## start

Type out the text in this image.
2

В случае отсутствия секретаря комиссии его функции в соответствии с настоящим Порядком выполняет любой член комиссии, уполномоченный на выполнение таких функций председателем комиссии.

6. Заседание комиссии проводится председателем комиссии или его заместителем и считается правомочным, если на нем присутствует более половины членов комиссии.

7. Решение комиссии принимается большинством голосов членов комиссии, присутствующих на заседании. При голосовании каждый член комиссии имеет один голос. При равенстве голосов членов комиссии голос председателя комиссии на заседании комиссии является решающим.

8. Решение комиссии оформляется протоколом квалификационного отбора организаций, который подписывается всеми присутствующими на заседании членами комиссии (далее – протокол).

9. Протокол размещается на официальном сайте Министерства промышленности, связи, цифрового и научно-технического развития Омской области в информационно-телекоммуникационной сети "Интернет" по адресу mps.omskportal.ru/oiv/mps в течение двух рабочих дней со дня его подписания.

## end

> **Stated task**
Above are the records; copy all of them exactly.

> **Final result**
Type out the text in this image.
2

В случае отсутствия секретаря комиссии его функции в соответствии с настоящим Порядком выполняет любой член комиссии, уполномоченный на выполнение таких функций председателем комиссии.

6. Заседание комиссии проводится председателем комиссии или его заместителем и считается правомочным, если на нем присутствует более половины членов комиссии.

7. Решение комиссии принимается большинством голосов членов комиссии, присутствующих на заседании. При голосовании каждый член комиссии имеет один голос. При равенстве голосов членов комиссии голос председателя комиссии на заседании комиссии является решающим.

8. Решение комиссии оформляется протоколом квалификационного отбора организаций, который подписывается всеми присутствующими на заседании членами комиссии (далее – протокол).

9. Протокол размещается на официальном сайте Министерства промышленности, связи, цифрового и научно-технического развития Омской области в информационно-телекоммуникационной сети "Интернет" по адресу mps.omskportal.ru/oiv/mps в течение двух рабочих дней со дня его подписания.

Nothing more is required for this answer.